— begin Extracted records —

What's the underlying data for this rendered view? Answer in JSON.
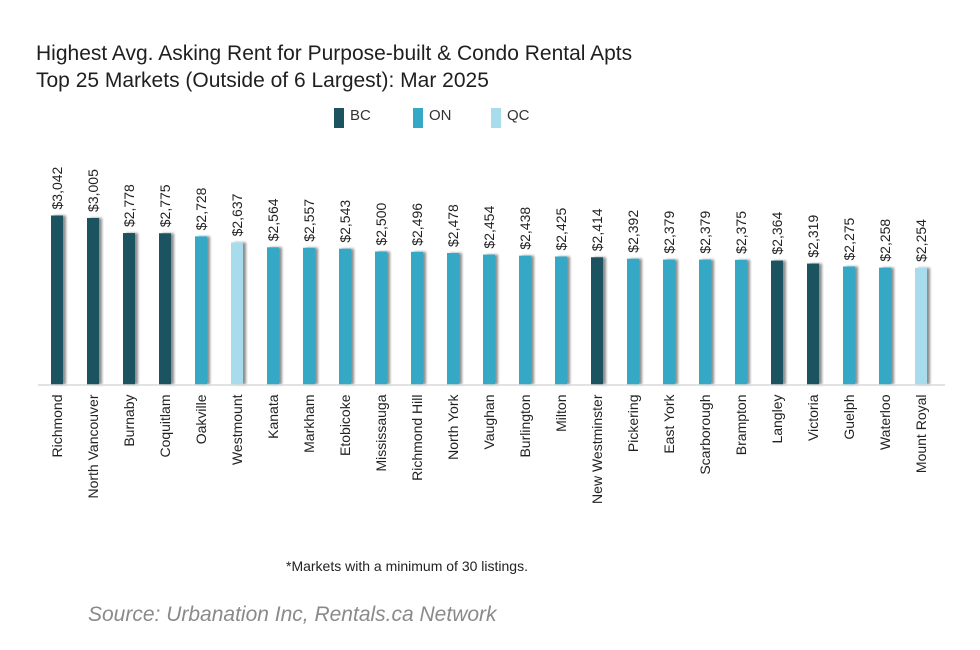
{
  "chart_data": {
    "type": "bar",
    "title": "Highest Avg. Asking Rent for Purpose-built & Condo Rental Apts",
    "subtitle": "Top 25 Markets (Outside of 6 Largest): Mar 2025",
    "xlabel": "",
    "ylabel": "",
    "ylim": [
      500,
      3100
    ],
    "grid": false,
    "legend_position": "top-center",
    "legend": [
      {
        "key": "BC",
        "label": "BC",
        "color": "#1d5361"
      },
      {
        "key": "ON",
        "label": "ON",
        "color": "#35a8c6"
      },
      {
        "key": "QC",
        "label": "QC",
        "color": "#a8dcec"
      }
    ],
    "categories": [
      "Richmond",
      "North Vancouver",
      "Burnaby",
      "Coquitlam",
      "Oakville",
      "Westmount",
      "Kanata",
      "Markham",
      "Etobicoke",
      "Mississauga",
      "Richmond Hill",
      "North York",
      "Vaughan",
      "Burlington",
      "Milton",
      "New Westminster",
      "Pickering",
      "East York",
      "Scarborough",
      "Brampton",
      "Langley",
      "Victoria",
      "Guelph",
      "Waterloo",
      "Mount Royal"
    ],
    "values": [
      3042,
      3005,
      2778,
      2775,
      2728,
      2637,
      2564,
      2557,
      2543,
      2500,
      2496,
      2478,
      2454,
      2438,
      2425,
      2414,
      2392,
      2379,
      2379,
      2375,
      2364,
      2319,
      2275,
      2258,
      2254
    ],
    "value_labels": [
      "$3,042",
      "$3,005",
      "$2,778",
      "$2,775",
      "$2,728",
      "$2,637",
      "$2,564",
      "$2,557",
      "$2,543",
      "$2,500",
      "$2,496",
      "$2,478",
      "$2,454",
      "$2,438",
      "$2,425",
      "$2,414",
      "$2,392",
      "$2,379",
      "$2,379",
      "$2,375",
      "$2,364",
      "$2,319",
      "$2,275",
      "$2,258",
      "$2,254"
    ],
    "province": [
      "BC",
      "BC",
      "BC",
      "BC",
      "ON",
      "QC",
      "ON",
      "ON",
      "ON",
      "ON",
      "ON",
      "ON",
      "ON",
      "ON",
      "ON",
      "BC",
      "ON",
      "ON",
      "ON",
      "ON",
      "BC",
      "BC",
      "ON",
      "ON",
      "QC"
    ]
  },
  "footnote": "*Markets with a minimum of 30 listings.",
  "source": "Source: Urbanation Inc, Rentals.ca Network"
}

— end Extracted records —

- Stated problem:
Copy out the data above exactly, except the pictures.

- Result of this task:
What's the underlying data for this rendered view? Answer in JSON.
{
  "chart_data": {
    "type": "bar",
    "title": "Highest Avg. Asking Rent for Purpose-built & Condo Rental Apts",
    "subtitle": "Top 25 Markets (Outside of 6 Largest): Mar 2025",
    "xlabel": "",
    "ylabel": "",
    "ylim": [
      500,
      3100
    ],
    "grid": false,
    "legend_position": "top-center",
    "legend": [
      {
        "key": "BC",
        "label": "BC",
        "color": "#1d5361"
      },
      {
        "key": "ON",
        "label": "ON",
        "color": "#35a8c6"
      },
      {
        "key": "QC",
        "label": "QC",
        "color": "#a8dcec"
      }
    ],
    "categories": [
      "Richmond",
      "North Vancouver",
      "Burnaby",
      "Coquitlam",
      "Oakville",
      "Westmount",
      "Kanata",
      "Markham",
      "Etobicoke",
      "Mississauga",
      "Richmond Hill",
      "North York",
      "Vaughan",
      "Burlington",
      "Milton",
      "New Westminster",
      "Pickering",
      "East York",
      "Scarborough",
      "Brampton",
      "Langley",
      "Victoria",
      "Guelph",
      "Waterloo",
      "Mount Royal"
    ],
    "values": [
      3042,
      3005,
      2778,
      2775,
      2728,
      2637,
      2564,
      2557,
      2543,
      2500,
      2496,
      2478,
      2454,
      2438,
      2425,
      2414,
      2392,
      2379,
      2379,
      2375,
      2364,
      2319,
      2275,
      2258,
      2254
    ],
    "value_labels": [
      "$3,042",
      "$3,005",
      "$2,778",
      "$2,775",
      "$2,728",
      "$2,637",
      "$2,564",
      "$2,557",
      "$2,543",
      "$2,500",
      "$2,496",
      "$2,478",
      "$2,454",
      "$2,438",
      "$2,425",
      "$2,414",
      "$2,392",
      "$2,379",
      "$2,379",
      "$2,375",
      "$2,364",
      "$2,319",
      "$2,275",
      "$2,258",
      "$2,254"
    ],
    "province": [
      "BC",
      "BC",
      "BC",
      "BC",
      "ON",
      "QC",
      "ON",
      "ON",
      "ON",
      "ON",
      "ON",
      "ON",
      "ON",
      "ON",
      "ON",
      "BC",
      "ON",
      "ON",
      "ON",
      "ON",
      "BC",
      "BC",
      "ON",
      "ON",
      "QC"
    ]
  },
  "footnote": "*Markets with a minimum of 30 listings.",
  "source": "Source: Urbanation Inc, Rentals.ca Network"
}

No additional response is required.